▸ THE TASK: Return the lines below exactly, starting with the line that contains "Parse this screenshot: output" and stopping after the last line.

▸ Records from a data collection:
[start]

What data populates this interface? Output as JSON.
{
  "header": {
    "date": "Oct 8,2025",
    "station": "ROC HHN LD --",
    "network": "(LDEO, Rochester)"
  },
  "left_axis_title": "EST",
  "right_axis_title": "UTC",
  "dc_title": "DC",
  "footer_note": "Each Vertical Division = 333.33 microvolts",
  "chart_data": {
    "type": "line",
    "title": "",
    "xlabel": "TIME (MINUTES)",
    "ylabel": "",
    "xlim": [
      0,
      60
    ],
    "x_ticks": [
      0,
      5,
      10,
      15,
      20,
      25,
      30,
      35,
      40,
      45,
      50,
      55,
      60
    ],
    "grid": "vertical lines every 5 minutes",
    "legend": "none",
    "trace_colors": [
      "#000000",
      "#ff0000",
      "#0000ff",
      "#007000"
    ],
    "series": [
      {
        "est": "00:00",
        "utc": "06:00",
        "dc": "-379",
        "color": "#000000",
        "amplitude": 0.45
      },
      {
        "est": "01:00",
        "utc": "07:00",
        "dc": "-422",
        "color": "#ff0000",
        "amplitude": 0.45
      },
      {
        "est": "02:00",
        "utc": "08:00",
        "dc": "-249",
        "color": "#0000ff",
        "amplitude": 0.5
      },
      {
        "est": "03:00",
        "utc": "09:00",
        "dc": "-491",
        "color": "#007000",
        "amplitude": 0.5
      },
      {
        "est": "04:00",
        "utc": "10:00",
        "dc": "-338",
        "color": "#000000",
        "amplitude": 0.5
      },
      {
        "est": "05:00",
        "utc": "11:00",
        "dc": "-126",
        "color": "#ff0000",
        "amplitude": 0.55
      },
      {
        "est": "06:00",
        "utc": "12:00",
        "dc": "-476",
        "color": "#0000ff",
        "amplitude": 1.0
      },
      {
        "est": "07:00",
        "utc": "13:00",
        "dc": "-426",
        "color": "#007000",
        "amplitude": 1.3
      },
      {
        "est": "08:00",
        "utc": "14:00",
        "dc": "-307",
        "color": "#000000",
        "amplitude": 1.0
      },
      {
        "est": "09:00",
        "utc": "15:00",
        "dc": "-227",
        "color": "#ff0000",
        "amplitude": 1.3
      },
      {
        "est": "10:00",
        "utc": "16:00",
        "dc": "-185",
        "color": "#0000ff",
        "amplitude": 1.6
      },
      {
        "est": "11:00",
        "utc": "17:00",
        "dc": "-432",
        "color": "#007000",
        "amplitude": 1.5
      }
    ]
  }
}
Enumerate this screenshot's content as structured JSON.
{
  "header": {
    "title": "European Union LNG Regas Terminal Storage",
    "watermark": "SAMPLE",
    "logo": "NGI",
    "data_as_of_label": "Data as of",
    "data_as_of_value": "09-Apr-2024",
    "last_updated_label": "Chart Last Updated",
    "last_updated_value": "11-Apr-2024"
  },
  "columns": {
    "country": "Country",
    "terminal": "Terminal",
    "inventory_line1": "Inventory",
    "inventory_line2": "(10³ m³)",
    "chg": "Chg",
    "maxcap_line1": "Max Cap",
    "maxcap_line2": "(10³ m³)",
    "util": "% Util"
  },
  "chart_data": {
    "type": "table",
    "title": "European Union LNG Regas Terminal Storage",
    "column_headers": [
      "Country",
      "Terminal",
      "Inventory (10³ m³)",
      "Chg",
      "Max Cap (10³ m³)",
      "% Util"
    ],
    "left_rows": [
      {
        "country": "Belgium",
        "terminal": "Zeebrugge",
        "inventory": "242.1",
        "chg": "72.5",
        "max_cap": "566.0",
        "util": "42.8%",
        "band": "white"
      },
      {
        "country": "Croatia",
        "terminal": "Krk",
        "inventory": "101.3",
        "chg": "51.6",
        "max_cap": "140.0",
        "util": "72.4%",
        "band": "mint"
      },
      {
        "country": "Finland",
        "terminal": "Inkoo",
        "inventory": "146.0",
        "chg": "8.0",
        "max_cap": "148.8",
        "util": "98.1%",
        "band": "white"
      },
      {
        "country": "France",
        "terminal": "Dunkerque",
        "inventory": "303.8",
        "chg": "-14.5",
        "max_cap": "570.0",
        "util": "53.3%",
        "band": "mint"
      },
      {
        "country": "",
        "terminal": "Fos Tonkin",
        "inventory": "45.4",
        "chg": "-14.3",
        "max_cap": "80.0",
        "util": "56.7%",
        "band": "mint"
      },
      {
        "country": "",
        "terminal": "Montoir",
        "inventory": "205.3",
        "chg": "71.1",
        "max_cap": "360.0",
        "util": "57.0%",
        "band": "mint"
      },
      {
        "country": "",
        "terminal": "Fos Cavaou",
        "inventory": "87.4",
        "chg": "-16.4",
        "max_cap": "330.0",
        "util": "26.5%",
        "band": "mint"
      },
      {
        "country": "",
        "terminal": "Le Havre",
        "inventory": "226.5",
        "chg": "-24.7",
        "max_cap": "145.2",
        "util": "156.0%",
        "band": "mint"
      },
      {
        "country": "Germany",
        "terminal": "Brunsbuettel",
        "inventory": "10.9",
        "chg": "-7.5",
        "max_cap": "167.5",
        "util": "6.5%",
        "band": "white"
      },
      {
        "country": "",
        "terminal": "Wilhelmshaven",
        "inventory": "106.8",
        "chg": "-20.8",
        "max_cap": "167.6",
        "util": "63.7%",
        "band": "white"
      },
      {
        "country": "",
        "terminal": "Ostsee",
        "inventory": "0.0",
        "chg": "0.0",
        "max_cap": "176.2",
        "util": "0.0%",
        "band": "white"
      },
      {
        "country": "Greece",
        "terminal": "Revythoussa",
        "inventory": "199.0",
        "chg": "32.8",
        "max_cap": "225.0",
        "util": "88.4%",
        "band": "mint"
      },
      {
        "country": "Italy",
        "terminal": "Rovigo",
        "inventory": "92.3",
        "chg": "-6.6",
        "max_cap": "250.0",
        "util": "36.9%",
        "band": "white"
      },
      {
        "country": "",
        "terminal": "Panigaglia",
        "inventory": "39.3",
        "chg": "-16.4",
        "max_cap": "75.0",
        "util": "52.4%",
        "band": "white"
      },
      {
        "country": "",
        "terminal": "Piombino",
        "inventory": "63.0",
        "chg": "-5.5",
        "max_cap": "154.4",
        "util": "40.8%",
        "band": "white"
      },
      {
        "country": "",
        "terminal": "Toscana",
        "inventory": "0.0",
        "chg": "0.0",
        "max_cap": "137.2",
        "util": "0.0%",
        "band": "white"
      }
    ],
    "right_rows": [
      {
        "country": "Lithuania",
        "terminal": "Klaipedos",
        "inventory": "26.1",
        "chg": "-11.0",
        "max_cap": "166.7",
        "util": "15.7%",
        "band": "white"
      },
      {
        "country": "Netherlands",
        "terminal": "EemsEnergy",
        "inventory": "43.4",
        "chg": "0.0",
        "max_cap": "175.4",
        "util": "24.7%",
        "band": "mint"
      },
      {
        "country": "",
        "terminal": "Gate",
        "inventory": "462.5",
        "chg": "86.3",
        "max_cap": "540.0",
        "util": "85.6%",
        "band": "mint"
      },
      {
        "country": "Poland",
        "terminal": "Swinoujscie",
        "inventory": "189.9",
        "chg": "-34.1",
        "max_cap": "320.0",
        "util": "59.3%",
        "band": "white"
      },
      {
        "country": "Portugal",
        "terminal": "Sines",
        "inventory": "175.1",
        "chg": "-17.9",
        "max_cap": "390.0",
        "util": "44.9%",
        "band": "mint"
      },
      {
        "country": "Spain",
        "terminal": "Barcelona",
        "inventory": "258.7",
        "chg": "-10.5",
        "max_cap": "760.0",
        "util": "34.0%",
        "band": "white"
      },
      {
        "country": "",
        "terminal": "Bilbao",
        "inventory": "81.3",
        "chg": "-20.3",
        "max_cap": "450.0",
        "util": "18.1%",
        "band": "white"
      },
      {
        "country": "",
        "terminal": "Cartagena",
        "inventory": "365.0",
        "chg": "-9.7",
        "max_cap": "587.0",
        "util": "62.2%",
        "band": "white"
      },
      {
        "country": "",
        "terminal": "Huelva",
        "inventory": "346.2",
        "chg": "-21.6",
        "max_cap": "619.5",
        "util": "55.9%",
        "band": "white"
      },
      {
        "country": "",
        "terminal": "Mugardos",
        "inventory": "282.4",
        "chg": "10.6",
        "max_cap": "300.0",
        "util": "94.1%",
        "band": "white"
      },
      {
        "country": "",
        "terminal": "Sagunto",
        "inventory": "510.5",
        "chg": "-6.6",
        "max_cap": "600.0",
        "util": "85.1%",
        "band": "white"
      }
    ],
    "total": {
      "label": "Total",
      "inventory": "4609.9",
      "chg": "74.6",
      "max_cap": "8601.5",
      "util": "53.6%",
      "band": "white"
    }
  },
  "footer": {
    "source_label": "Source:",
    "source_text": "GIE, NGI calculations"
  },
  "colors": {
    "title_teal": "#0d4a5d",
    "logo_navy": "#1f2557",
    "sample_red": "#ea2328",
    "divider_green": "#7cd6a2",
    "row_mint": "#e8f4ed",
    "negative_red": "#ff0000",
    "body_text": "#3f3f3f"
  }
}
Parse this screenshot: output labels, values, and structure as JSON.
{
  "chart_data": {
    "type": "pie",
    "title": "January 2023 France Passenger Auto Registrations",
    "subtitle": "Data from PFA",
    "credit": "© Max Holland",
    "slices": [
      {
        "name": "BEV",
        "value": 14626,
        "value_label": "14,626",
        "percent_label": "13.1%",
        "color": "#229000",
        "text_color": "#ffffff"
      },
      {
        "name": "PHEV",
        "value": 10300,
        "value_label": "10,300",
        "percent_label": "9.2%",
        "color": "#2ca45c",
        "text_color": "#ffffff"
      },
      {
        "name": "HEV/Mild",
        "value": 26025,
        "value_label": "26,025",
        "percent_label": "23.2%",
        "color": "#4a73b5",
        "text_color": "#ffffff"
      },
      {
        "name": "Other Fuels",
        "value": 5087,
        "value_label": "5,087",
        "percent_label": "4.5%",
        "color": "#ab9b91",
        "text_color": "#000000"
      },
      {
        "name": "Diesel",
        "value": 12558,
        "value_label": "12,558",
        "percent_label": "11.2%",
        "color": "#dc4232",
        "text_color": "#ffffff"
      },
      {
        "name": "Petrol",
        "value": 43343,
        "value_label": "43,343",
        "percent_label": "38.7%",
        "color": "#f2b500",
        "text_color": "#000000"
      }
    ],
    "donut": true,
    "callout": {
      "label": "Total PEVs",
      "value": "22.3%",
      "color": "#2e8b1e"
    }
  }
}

[end]

▸ TASK SOLUTION:
Parse this screenshot: output labels, values, and structure as JSON.
{
  "chart_data": {
    "type": "pie",
    "title": "January 2023 France Passenger Auto Registrations",
    "subtitle": "Data from PFA",
    "credit": "© Max Holland",
    "slices": [
      {
        "name": "BEV",
        "value": 14626,
        "value_label": "14,626",
        "percent_label": "13.1%",
        "color": "#229000",
        "text_color": "#ffffff"
      },
      {
        "name": "PHEV",
        "value": 10300,
        "value_label": "10,300",
        "percent_label": "9.2%",
        "color": "#2ca45c",
        "text_color": "#ffffff"
      },
      {
        "name": "HEV/Mild",
        "value": 26025,
        "value_label": "26,025",
        "percent_label": "23.2%",
        "color": "#4a73b5",
        "text_color": "#ffffff"
      },
      {
        "name": "Other Fuels",
        "value": 5087,
        "value_label": "5,087",
        "percent_label": "4.5%",
        "color": "#ab9b91",
        "text_color": "#000000"
      },
      {
        "name": "Diesel",
        "value": 12558,
        "value_label": "12,558",
        "percent_label": "11.2%",
        "color": "#dc4232",
        "text_color": "#ffffff"
      },
      {
        "name": "Petrol",
        "value": 43343,
        "value_label": "43,343",
        "percent_label": "38.7%",
        "color": "#f2b500",
        "text_color": "#000000"
      }
    ],
    "donut": true,
    "callout": {
      "label": "Total PEVs",
      "value": "22.3%",
      "color": "#2e8b1e"
    }
  }
}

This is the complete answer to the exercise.